--- START OF Data excerpts ---

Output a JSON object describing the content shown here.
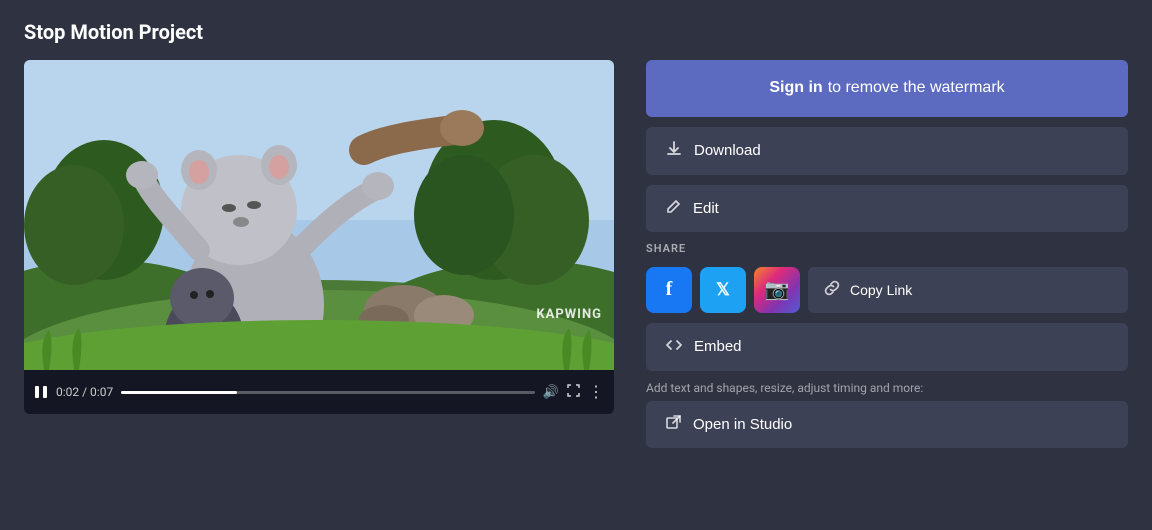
{
  "page": {
    "title": "Stop Motion Project",
    "background_color": "#2f3241"
  },
  "video": {
    "current_time": "0:02",
    "total_time": "0:07",
    "progress_percent": 28,
    "watermark": "KAPWING"
  },
  "actions": {
    "sign_in_bold": "Sign in",
    "sign_in_rest": "to remove the watermark",
    "download_label": "Download",
    "edit_label": "Edit",
    "copy_link_label": "Copy Link",
    "embed_label": "Embed",
    "open_studio_label": "Open in Studio",
    "studio_hint": "Add text and shapes, resize, adjust timing and more:",
    "share_label": "SHARE"
  },
  "social": {
    "facebook_letter": "f",
    "twitter_letter": "t",
    "instagram_letter": "ig"
  }
}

--- END OF Data excerpts ---

• Task prompt: From the listing above, copy every line that holds the string "watermark".

• Response to the task:
    "watermark": "KAPWING"
    "sign_in_rest": "to remove the watermark",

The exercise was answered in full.